▸ **What the exercise asks**
From the entries below, copy every line that holds the word "作辅助线".

(Stored entries)
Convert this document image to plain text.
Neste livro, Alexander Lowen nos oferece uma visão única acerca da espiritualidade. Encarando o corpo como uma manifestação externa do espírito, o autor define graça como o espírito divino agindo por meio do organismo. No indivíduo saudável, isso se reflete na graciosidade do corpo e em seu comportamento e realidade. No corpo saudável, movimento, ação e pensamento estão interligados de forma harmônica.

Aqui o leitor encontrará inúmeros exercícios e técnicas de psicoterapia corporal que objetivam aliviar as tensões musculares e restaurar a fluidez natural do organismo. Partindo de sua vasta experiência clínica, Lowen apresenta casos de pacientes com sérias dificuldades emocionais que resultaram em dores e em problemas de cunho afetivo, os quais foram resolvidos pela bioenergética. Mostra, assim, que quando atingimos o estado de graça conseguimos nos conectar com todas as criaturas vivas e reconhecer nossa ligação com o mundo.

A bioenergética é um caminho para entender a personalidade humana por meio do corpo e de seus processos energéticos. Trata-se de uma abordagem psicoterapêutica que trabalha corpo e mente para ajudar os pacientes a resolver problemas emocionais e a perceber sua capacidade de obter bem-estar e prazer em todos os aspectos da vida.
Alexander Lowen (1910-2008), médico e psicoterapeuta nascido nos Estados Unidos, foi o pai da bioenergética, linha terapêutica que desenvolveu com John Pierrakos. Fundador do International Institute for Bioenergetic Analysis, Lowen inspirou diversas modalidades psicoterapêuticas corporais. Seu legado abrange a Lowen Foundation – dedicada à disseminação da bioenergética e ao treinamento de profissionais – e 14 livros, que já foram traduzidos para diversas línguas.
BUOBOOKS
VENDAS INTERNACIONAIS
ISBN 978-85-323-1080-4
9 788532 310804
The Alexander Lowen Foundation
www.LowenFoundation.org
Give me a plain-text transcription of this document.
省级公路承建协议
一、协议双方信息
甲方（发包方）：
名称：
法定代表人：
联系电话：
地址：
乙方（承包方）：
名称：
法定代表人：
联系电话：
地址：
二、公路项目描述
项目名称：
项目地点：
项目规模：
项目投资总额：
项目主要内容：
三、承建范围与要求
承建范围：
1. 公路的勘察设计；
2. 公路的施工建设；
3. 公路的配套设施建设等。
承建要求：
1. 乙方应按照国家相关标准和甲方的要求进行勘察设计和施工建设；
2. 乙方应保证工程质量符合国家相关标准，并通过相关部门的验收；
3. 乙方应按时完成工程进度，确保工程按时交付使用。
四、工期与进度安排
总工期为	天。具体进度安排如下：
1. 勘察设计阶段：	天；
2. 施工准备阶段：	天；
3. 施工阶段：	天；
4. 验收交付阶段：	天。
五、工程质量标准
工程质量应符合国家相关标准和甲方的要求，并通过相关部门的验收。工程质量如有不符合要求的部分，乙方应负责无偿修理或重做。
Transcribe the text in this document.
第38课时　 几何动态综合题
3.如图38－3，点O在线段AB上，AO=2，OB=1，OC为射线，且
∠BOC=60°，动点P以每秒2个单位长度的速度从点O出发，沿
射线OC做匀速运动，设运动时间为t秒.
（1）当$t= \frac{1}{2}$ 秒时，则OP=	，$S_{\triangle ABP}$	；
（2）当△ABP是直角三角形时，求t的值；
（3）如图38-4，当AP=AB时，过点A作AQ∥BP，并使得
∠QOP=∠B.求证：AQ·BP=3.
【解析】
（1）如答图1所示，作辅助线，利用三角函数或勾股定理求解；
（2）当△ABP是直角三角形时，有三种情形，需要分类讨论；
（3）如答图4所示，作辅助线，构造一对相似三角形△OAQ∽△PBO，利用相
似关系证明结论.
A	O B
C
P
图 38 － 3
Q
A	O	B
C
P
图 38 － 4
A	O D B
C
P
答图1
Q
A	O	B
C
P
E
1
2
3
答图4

▸ **Result**
（1）如答图1所示，作辅助线，利用三角函数或勾股定理求解；
（3）如答图4所示，作辅助线，构造一对相似三角形△OAQ∽△PBO，利用相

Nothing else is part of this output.